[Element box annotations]
+-------+

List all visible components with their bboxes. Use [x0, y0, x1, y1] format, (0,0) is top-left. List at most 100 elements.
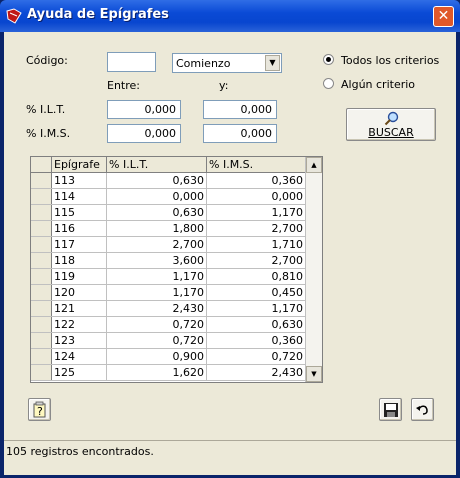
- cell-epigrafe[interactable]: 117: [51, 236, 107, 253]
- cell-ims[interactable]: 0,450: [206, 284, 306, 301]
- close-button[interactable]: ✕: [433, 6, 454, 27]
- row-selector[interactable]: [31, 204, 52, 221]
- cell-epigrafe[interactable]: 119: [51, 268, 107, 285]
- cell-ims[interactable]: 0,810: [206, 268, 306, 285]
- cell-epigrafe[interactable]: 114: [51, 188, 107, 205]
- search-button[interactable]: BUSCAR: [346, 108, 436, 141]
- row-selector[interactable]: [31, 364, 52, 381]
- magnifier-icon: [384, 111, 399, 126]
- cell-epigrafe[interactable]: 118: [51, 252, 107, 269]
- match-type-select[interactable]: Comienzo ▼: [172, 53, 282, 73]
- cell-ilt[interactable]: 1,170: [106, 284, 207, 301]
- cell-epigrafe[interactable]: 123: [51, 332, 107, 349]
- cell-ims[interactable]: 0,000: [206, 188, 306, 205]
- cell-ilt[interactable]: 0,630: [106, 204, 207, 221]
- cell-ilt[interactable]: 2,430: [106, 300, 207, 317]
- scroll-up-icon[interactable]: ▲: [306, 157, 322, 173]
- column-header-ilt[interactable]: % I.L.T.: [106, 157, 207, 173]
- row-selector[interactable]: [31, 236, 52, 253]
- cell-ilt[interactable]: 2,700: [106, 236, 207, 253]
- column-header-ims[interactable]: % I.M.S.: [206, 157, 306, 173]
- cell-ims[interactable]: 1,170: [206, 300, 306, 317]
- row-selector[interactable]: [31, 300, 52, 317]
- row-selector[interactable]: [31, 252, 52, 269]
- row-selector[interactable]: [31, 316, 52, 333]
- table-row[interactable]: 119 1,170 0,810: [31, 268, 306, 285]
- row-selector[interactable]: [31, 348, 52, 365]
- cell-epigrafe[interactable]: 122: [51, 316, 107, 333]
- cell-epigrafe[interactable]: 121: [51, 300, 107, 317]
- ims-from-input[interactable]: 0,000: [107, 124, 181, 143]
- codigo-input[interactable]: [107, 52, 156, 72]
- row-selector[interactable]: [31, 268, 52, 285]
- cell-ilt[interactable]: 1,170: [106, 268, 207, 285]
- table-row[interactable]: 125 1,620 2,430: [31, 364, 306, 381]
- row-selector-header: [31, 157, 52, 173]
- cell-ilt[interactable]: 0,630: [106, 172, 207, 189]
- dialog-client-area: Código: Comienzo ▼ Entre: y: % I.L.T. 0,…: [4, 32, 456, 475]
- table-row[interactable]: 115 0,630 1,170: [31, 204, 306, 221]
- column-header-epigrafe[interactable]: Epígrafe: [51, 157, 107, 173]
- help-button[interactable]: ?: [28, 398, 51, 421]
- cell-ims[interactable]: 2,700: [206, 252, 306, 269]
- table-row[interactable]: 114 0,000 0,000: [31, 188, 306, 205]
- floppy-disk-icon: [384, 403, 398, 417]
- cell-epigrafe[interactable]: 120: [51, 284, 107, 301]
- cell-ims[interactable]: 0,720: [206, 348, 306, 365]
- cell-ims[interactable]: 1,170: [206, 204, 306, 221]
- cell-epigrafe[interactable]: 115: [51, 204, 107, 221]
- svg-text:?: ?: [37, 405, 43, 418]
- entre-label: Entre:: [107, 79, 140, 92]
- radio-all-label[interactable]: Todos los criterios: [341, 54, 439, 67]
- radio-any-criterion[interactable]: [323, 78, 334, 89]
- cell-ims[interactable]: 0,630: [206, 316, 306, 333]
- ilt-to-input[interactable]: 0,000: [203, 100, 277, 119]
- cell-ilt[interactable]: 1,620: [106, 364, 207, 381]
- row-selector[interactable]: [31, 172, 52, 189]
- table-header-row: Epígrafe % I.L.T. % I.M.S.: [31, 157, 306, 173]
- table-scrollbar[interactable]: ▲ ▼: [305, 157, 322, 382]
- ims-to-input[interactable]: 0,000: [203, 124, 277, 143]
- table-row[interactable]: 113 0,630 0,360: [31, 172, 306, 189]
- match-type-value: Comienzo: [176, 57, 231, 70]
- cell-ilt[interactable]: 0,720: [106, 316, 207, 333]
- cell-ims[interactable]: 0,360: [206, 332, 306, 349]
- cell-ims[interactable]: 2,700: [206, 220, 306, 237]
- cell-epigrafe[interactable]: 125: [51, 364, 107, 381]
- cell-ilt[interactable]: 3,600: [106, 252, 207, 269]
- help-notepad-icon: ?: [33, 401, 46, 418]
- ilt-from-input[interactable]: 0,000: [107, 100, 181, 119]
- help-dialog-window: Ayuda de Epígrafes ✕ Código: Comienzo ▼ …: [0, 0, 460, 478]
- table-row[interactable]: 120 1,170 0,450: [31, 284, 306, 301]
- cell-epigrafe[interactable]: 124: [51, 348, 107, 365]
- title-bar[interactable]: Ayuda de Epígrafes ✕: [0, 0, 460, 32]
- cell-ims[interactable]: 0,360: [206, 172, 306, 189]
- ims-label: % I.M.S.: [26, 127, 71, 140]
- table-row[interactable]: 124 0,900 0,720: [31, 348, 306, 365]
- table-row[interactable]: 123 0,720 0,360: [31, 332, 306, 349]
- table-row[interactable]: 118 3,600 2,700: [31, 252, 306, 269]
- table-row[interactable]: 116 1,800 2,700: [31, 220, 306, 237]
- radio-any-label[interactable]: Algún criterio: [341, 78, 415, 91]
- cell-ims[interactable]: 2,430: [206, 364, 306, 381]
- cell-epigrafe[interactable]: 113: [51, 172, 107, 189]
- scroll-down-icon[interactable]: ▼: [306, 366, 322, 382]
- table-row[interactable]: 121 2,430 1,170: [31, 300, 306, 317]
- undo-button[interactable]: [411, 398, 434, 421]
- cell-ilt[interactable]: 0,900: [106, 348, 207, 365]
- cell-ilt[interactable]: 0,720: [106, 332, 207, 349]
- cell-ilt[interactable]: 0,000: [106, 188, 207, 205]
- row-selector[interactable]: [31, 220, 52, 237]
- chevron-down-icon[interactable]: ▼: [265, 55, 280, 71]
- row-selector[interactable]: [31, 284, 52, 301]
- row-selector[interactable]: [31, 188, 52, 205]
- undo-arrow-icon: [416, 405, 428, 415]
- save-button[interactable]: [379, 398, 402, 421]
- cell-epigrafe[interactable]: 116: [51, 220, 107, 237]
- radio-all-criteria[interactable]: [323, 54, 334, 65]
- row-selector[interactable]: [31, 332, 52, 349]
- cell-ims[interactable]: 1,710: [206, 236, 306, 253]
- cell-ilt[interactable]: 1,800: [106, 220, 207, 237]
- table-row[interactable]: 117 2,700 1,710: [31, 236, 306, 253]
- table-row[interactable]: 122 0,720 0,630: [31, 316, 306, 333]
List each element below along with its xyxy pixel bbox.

+-------+

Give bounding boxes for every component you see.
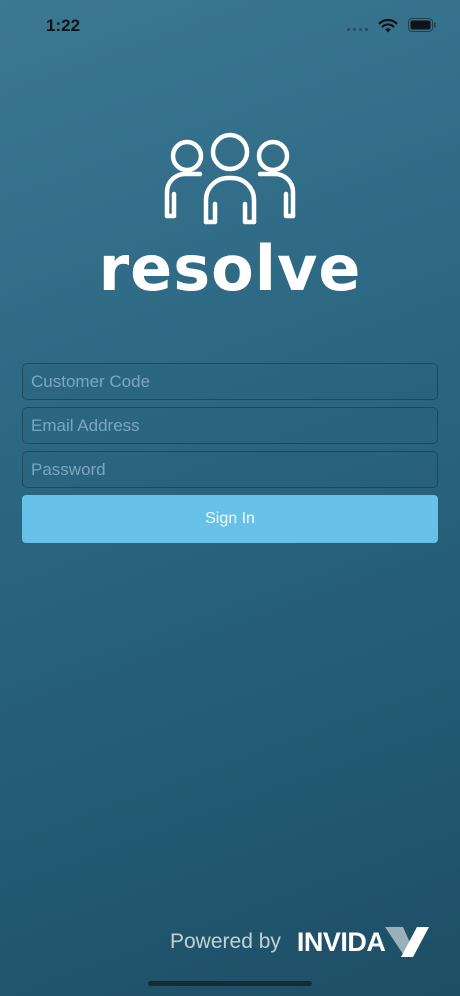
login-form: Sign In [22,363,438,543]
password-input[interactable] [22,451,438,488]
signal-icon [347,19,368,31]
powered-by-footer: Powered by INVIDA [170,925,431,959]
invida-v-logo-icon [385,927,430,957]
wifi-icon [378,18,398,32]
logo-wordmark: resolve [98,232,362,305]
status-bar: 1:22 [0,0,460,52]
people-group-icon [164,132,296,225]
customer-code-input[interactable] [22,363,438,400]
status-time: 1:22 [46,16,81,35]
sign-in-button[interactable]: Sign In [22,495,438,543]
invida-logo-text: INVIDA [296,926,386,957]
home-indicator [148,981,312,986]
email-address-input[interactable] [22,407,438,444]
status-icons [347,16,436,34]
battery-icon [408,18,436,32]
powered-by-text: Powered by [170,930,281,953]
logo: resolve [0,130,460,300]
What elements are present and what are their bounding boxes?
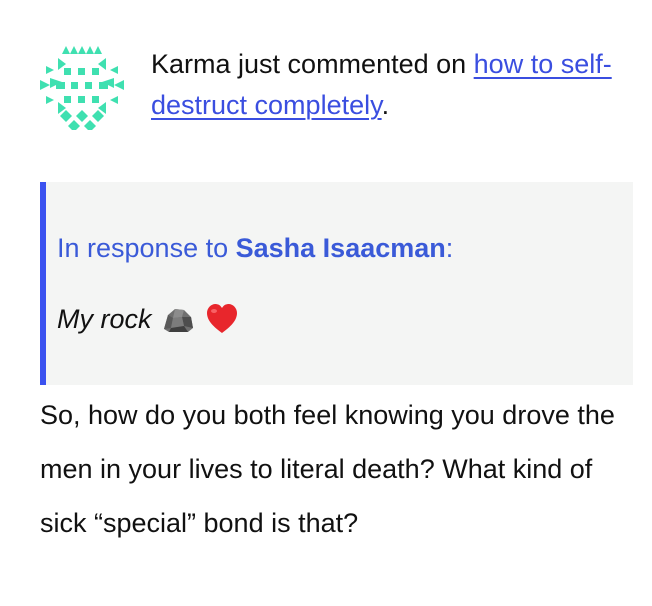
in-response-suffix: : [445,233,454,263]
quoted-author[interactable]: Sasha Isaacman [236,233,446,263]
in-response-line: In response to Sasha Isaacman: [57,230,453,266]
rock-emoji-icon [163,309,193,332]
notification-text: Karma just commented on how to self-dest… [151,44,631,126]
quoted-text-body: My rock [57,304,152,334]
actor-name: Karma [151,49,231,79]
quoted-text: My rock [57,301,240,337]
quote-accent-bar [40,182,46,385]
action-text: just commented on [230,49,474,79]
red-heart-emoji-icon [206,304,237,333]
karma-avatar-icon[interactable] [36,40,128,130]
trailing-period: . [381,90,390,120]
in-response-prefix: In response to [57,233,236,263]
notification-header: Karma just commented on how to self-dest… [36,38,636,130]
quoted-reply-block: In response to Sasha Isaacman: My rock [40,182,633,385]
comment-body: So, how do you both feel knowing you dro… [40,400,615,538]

+-------+

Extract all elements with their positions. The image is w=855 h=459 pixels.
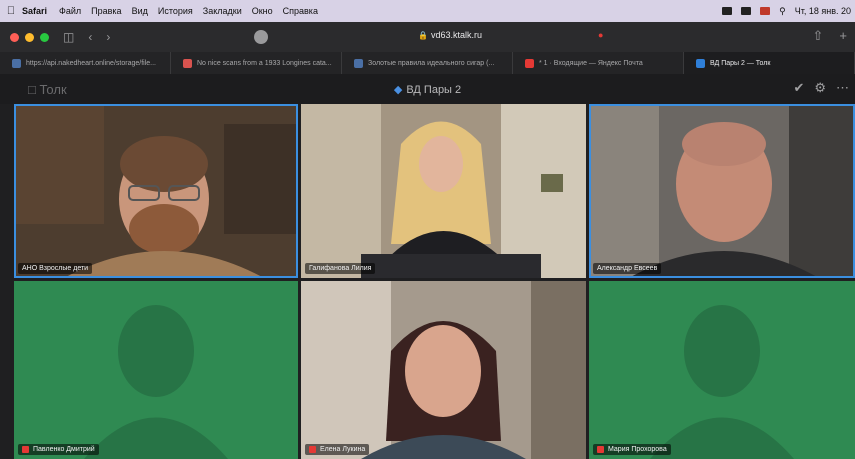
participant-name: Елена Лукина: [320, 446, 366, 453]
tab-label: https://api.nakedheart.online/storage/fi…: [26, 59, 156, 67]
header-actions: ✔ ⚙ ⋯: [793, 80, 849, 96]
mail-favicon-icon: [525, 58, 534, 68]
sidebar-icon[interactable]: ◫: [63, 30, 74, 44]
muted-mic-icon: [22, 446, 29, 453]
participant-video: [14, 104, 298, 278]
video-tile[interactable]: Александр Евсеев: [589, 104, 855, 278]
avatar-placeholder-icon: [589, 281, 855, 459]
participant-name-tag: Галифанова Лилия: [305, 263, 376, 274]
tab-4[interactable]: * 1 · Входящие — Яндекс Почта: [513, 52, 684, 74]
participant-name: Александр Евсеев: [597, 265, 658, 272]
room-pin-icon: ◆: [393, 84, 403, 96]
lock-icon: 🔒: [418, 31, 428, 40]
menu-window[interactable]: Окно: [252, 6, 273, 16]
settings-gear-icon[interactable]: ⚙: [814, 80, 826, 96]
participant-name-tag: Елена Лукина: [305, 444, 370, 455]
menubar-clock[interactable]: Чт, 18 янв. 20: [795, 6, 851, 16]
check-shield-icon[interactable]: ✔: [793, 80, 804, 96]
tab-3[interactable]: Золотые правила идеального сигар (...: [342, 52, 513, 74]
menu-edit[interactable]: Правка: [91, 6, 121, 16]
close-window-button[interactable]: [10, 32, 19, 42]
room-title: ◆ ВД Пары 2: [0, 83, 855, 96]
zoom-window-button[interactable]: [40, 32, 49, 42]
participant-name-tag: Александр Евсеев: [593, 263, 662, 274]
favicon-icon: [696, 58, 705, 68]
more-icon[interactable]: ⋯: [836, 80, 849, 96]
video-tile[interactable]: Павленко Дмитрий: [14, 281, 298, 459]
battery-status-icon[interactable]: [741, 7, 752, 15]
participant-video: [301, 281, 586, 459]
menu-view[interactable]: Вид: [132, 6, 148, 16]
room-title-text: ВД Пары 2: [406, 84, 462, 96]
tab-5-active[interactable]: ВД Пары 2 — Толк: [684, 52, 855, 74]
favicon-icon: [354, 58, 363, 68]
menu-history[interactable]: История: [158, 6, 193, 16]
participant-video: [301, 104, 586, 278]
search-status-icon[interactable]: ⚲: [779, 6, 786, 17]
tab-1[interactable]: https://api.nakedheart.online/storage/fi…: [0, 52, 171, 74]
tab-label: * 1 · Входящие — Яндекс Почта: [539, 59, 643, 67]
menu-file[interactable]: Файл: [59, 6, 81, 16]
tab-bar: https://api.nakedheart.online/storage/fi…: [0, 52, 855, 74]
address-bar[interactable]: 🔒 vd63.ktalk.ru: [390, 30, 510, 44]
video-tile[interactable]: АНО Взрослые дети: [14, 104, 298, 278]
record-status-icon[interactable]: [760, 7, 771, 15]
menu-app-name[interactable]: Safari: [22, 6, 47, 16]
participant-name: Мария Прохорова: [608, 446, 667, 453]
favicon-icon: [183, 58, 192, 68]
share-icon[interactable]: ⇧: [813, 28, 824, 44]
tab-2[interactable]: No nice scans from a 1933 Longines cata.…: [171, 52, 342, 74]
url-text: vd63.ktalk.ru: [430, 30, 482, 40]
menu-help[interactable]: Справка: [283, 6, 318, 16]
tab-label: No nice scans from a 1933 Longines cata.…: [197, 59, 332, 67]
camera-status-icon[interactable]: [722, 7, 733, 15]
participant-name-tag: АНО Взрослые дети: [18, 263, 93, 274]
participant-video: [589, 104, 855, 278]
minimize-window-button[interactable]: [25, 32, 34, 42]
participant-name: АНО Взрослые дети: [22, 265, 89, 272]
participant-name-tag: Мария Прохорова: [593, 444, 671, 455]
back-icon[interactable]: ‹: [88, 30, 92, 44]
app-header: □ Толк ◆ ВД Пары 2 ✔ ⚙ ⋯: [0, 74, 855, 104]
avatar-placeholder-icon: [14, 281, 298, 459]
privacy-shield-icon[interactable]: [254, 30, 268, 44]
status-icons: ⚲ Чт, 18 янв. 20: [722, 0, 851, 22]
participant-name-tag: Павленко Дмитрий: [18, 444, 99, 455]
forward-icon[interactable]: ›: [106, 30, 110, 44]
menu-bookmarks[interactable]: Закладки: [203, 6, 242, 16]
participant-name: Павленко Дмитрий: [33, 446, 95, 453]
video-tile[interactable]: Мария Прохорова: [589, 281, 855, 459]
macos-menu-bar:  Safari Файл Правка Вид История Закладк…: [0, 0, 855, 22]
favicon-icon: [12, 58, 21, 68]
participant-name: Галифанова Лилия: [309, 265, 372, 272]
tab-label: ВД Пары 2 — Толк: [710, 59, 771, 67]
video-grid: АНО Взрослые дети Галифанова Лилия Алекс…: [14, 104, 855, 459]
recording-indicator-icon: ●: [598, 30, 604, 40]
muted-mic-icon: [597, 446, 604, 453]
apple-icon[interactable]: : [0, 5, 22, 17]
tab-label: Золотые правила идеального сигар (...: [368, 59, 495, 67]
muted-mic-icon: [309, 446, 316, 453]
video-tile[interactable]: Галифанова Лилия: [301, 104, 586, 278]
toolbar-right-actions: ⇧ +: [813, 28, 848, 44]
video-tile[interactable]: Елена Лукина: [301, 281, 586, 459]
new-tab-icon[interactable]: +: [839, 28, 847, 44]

+-------+

◆ Prompt
Please rewrite the records from the line with "participant-name: Елена Лукина: [320, 446, 366, 453]" up to and including the line with "video-tile[interactable]: Александр Евсеев: [589, 104, 855, 278]", renaming "muted-mic-icon" to "mic-off-icon" and leaving all else unchanged.

◆ Response
participant-name: Елена Лукина: [320, 446, 366, 453]
tab-label: https://api.nakedheart.online/storage/fi…: [26, 59, 156, 67]
header-actions: ✔ ⚙ ⋯: [793, 80, 849, 96]
mail-favicon-icon: [525, 58, 534, 68]
sidebar-icon[interactable]: ◫: [63, 30, 74, 44]
mic-off-icon: [22, 446, 29, 453]
participant-video: [14, 104, 298, 278]
video-tile[interactable]: Александр Евсеев: [589, 104, 855, 278]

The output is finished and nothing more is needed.